Copy out every item below word for word, leaving out the pictures.

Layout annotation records
------------------------------------------------------------
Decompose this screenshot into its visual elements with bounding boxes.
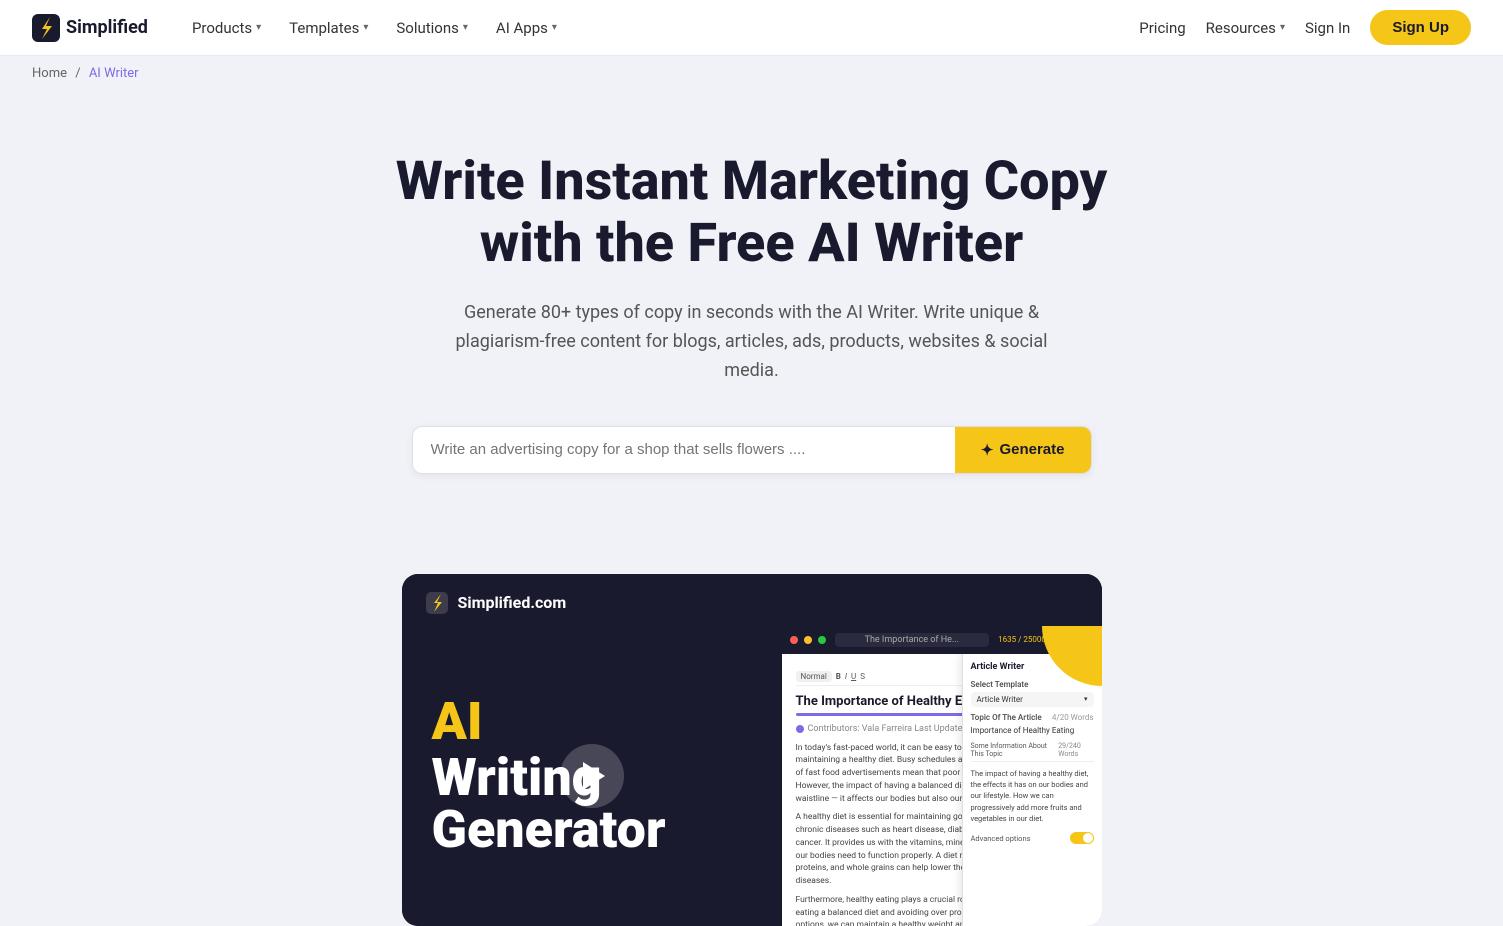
aiapps-chevron-icon: ▾ xyxy=(552,22,557,33)
doc-main: The Importance of Healthy Eating Contrib… xyxy=(796,694,1088,926)
nav-resources[interactable]: Resources ▾ xyxy=(1206,19,1285,37)
video-logo-icon xyxy=(426,592,448,614)
hero-title: Write Instant Marketing Copy with the Fr… xyxy=(372,151,1132,275)
navbar: Simplified Products ▾ Templates ▾ Soluti… xyxy=(0,0,1503,56)
advanced-toggle[interactable] xyxy=(1070,832,1094,844)
resources-chevron-icon: ▾ xyxy=(1280,22,1285,33)
solutions-chevron-icon: ▾ xyxy=(463,22,468,33)
hero-section: Write Instant Marketing Copy with the Fr… xyxy=(0,91,1503,574)
topic-count: 4/20 Words xyxy=(1052,713,1094,722)
nav-templates[interactable]: Templates ▾ xyxy=(277,11,380,45)
nav-pricing[interactable]: Pricing xyxy=(1139,19,1185,37)
logo-text: Simplified xyxy=(66,17,148,38)
toolbar-dot-red xyxy=(790,636,798,644)
breadcrumb: Home / AI Writer xyxy=(0,56,1503,91)
doc-meta-dot xyxy=(796,725,804,733)
products-chevron-icon: ▾ xyxy=(256,22,261,33)
play-icon xyxy=(583,762,605,790)
nav-links: Products ▾ Templates ▾ Solutions ▾ AI Ap… xyxy=(180,11,1139,45)
video-right-panel: The Importance of He... 1635 / 250000 wo… xyxy=(782,626,1102,926)
info-value: The impact of having a healthy diet, the… xyxy=(971,761,1094,824)
nav-products[interactable]: Products ▾ xyxy=(180,11,273,45)
nav-templates-label: Templates xyxy=(289,19,359,37)
info-label: Some Information About This Topic xyxy=(971,742,1059,758)
video-left-panel: AI Writing Generator xyxy=(402,626,782,926)
video-body: AI Writing Generator xyxy=(402,626,1102,926)
nav-resources-label: Resources xyxy=(1206,19,1276,37)
video-container: Simplified.com AI Writing Generator xyxy=(402,574,1102,926)
video-brand-text: Simplified.com xyxy=(458,593,567,612)
generate-button[interactable]: ✦ Generate xyxy=(955,427,1091,473)
template-value: Article Writer ▾ xyxy=(971,692,1094,707)
nav-aiapps-label: AI Apps xyxy=(496,19,548,37)
advanced-options: Advanced options xyxy=(971,832,1094,844)
doc-content: Normal B I U S 482 Words The Importance … xyxy=(782,654,1102,926)
video-ai-label: AI xyxy=(432,691,483,752)
toggle-knob xyxy=(1083,833,1093,843)
breadcrumb-separator: / xyxy=(75,66,80,81)
nav-products-label: Products xyxy=(192,19,252,37)
info-count: 29/240 Words xyxy=(1058,742,1093,758)
video-header: Simplified.com xyxy=(402,574,1102,626)
advanced-label: Advanced options xyxy=(971,834,1031,843)
strikethrough-icon: S xyxy=(860,672,865,681)
hero-subtitle: Generate 80+ types of copy in seconds wi… xyxy=(452,299,1052,385)
doc-panel: The Importance of He... 1635 / 250000 wo… xyxy=(782,626,1102,926)
nav-aiapps[interactable]: AI Apps ▾ xyxy=(484,11,569,45)
italic-icon: I xyxy=(845,672,847,681)
nav-right: Pricing Resources ▾ Sign In Sign Up xyxy=(1139,10,1471,45)
signin-button[interactable]: Sign In xyxy=(1305,19,1350,37)
article-writer-panel: Article Writer ✕ Select Template Article… xyxy=(962,654,1102,926)
search-bar: ✦ Generate xyxy=(412,426,1092,474)
templates-chevron-icon: ▾ xyxy=(363,22,368,33)
logo-link[interactable]: Simplified xyxy=(32,14,148,42)
search-input[interactable] xyxy=(413,427,955,472)
search-bar-wrapper: ✦ Generate xyxy=(20,426,1483,474)
template-chevron-icon: ▾ xyxy=(1084,695,1088,703)
signup-button[interactable]: Sign Up xyxy=(1370,10,1471,45)
topic-value: Importance of Healthy Eating xyxy=(971,725,1094,736)
play-button[interactable] xyxy=(560,744,624,808)
normal-style: Normal xyxy=(796,671,832,682)
video-section: Simplified.com AI Writing Generator xyxy=(0,574,1503,926)
bold-icon: B xyxy=(836,672,841,681)
generate-icon: ✦ xyxy=(981,441,994,459)
breadcrumb-current: AI Writer xyxy=(89,66,139,81)
breadcrumb-home[interactable]: Home xyxy=(32,66,67,81)
doc-url-bar: The Importance of He... xyxy=(835,633,989,647)
logo-icon xyxy=(32,14,60,42)
toolbar-dot-green xyxy=(818,636,826,644)
info-row: Some Information About This Topic 29/240… xyxy=(971,742,1094,758)
generate-label: Generate xyxy=(999,441,1064,458)
underline-icon: U xyxy=(851,672,856,681)
video-generator-word: Generator xyxy=(432,804,752,856)
article-panel-title: Article Writer xyxy=(971,662,1025,672)
nav-solutions[interactable]: Solutions ▾ xyxy=(384,11,480,45)
template-label: Select Template xyxy=(971,680,1094,689)
nav-solutions-label: Solutions xyxy=(396,19,459,37)
toolbar-dot-yellow xyxy=(804,636,812,644)
topic-label: Topic Of The Article 4/20 Words xyxy=(971,713,1094,722)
------------------------------------------------------------
● **EXPECTED ANSWER**
Decompose this screenshot into its visual elements with bounding boxes.
aiapps-chevron-icon: ▾ xyxy=(552,22,557,33)
doc-main: The Importance of Healthy Eating Contrib… xyxy=(796,694,1088,926)
nav-resources[interactable]: Resources ▾ xyxy=(1206,19,1285,37)
video-logo-icon xyxy=(426,592,448,614)
hero-title: Write Instant Marketing Copy with the Fr… xyxy=(372,151,1132,275)
navbar: Simplified Products ▾ Templates ▾ Soluti… xyxy=(0,0,1503,56)
advanced-toggle[interactable] xyxy=(1070,832,1094,844)
resources-chevron-icon: ▾ xyxy=(1280,22,1285,33)
solutions-chevron-icon: ▾ xyxy=(463,22,468,33)
hero-section: Write Instant Marketing Copy with the Fr… xyxy=(0,91,1503,574)
topic-count: 4/20 Words xyxy=(1052,713,1094,722)
nav-templates[interactable]: Templates ▾ xyxy=(277,11,380,45)
nav-pricing[interactable]: Pricing xyxy=(1139,19,1185,37)
logo-text: Simplified xyxy=(66,17,148,38)
toolbar-dot-red xyxy=(790,636,798,644)
breadcrumb: Home / AI Writer xyxy=(0,56,1503,91)
doc-meta-dot xyxy=(796,725,804,733)
products-chevron-icon: ▾ xyxy=(256,22,261,33)
play-icon xyxy=(583,762,605,790)
nav-links: Products ▾ Templates ▾ Solutions ▾ AI Ap… xyxy=(180,11,1139,45)
video-right-panel: The Importance of He... 1635 / 250000 wo… xyxy=(782,626,1102,926)
info-value: The impact of having a healthy diet, the… xyxy=(971,761,1094,824)
nav-products[interactable]: Products ▾ xyxy=(180,11,273,45)
nav-templates-label: Templates xyxy=(289,19,359,37)
info-label: Some Information About This Topic xyxy=(971,742,1059,758)
video-left-panel: AI Writing Generator xyxy=(402,626,782,926)
video-body: AI Writing Generator xyxy=(402,626,1102,926)
nav-resources-label: Resources xyxy=(1206,19,1276,37)
video-container: Simplified.com AI Writing Generator xyxy=(402,574,1102,926)
video-brand-text: Simplified.com xyxy=(458,593,567,612)
generate-button[interactable]: ✦ Generate xyxy=(955,427,1091,473)
template-value: Article Writer ▾ xyxy=(971,692,1094,707)
nav-aiapps-label: AI Apps xyxy=(496,19,548,37)
advanced-options: Advanced options xyxy=(971,832,1094,844)
doc-content: Normal B I U S 482 Words The Importance … xyxy=(782,654,1102,926)
video-ai-label: AI xyxy=(432,691,483,752)
toggle-knob xyxy=(1083,833,1093,843)
breadcrumb-separator: / xyxy=(75,66,80,81)
nav-products-label: Products xyxy=(192,19,252,37)
info-count: 29/240 Words xyxy=(1058,742,1093,758)
video-header: Simplified.com xyxy=(402,574,1102,626)
advanced-label: Advanced options xyxy=(971,834,1031,843)
strikethrough-icon: S xyxy=(860,672,865,681)
hero-subtitle: Generate 80+ types of copy in seconds wi… xyxy=(452,299,1052,385)
doc-panel: The Importance of He... 1635 / 250000 wo… xyxy=(782,626,1102,926)
nav-aiapps[interactable]: AI Apps ▾ xyxy=(484,11,569,45)
italic-icon: I xyxy=(845,672,847,681)
nav-right: Pricing Resources ▾ Sign In Sign Up xyxy=(1139,10,1471,45)
signin-button[interactable]: Sign In xyxy=(1305,19,1350,37)
article-writer-panel: Article Writer ✕ Select Template Article… xyxy=(962,654,1102,926)
search-bar: ✦ Generate xyxy=(412,426,1092,474)
templates-chevron-icon: ▾ xyxy=(363,22,368,33)
logo-link[interactable]: Simplified xyxy=(32,14,148,42)
search-input[interactable] xyxy=(413,427,955,472)
search-bar-wrapper: ✦ Generate xyxy=(20,426,1483,474)
template-chevron-icon: ▾ xyxy=(1084,695,1088,703)
signup-button[interactable]: Sign Up xyxy=(1370,10,1471,45)
topic-value: Importance of Healthy Eating xyxy=(971,725,1094,736)
play-button[interactable] xyxy=(560,744,624,808)
normal-style: Normal xyxy=(796,671,832,682)
video-section: Simplified.com AI Writing Generator xyxy=(0,574,1503,926)
bold-icon: B xyxy=(836,672,841,681)
generate-icon: ✦ xyxy=(981,441,994,459)
breadcrumb-current: AI Writer xyxy=(89,66,139,81)
breadcrumb-home[interactable]: Home xyxy=(32,66,67,81)
doc-url-bar: The Importance of He... xyxy=(835,633,989,647)
logo-icon xyxy=(32,14,60,42)
toolbar-dot-green xyxy=(818,636,826,644)
info-row: Some Information About This Topic 29/240… xyxy=(971,742,1094,758)
generate-label: Generate xyxy=(999,441,1064,458)
underline-icon: U xyxy=(851,672,856,681)
video-generator-word: Generator xyxy=(432,804,752,856)
article-panel-title: Article Writer xyxy=(971,662,1025,672)
nav-solutions[interactable]: Solutions ▾ xyxy=(384,11,480,45)
template-label: Select Template xyxy=(971,680,1094,689)
nav-solutions-label: Solutions xyxy=(396,19,459,37)
toolbar-dot-yellow xyxy=(804,636,812,644)
topic-label: Topic Of The Article 4/20 Words xyxy=(971,713,1094,722)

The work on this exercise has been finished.